Stored records:
--- --- ---

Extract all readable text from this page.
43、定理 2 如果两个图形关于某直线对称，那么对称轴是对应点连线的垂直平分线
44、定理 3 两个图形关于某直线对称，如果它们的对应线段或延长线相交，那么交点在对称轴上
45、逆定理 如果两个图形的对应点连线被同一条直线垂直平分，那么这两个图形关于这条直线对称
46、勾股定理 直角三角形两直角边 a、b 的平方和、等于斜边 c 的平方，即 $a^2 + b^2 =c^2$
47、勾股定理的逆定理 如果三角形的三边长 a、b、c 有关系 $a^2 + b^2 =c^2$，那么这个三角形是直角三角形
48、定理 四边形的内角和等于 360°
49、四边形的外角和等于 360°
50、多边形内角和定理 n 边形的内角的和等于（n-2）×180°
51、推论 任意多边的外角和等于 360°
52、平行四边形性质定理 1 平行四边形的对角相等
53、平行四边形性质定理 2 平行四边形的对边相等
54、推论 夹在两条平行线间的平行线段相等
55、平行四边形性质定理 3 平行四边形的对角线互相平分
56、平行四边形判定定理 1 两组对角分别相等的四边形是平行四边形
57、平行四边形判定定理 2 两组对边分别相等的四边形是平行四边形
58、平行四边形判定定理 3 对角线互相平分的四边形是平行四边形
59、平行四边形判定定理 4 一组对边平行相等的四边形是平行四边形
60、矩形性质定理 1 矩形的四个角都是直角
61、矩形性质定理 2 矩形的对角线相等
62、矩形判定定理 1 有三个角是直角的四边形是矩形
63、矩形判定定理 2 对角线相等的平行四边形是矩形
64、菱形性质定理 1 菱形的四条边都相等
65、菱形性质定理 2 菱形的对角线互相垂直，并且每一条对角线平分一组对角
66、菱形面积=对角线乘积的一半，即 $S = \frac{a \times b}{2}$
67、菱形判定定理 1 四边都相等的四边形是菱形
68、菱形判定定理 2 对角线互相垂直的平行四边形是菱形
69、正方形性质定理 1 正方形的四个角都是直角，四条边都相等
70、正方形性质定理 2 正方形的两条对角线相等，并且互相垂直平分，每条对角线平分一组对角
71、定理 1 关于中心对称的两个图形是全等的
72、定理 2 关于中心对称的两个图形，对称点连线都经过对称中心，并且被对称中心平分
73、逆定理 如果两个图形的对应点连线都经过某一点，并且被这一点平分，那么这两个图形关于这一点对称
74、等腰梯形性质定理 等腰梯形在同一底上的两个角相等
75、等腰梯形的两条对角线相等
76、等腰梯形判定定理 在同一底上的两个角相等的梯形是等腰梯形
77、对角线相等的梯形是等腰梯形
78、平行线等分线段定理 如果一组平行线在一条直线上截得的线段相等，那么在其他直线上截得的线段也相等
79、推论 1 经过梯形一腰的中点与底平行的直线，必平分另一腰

--- --- ---

> Short task
Pick out, from the lines above, every one that contains the string "平行四边形性质定理".

> Task response
52、平行四边形性质定理 1 平行四边形的对角相等
53、平行四边形性质定理 2 平行四边形的对边相等
55、平行四边形性质定理 3 平行四边形的对角线互相平分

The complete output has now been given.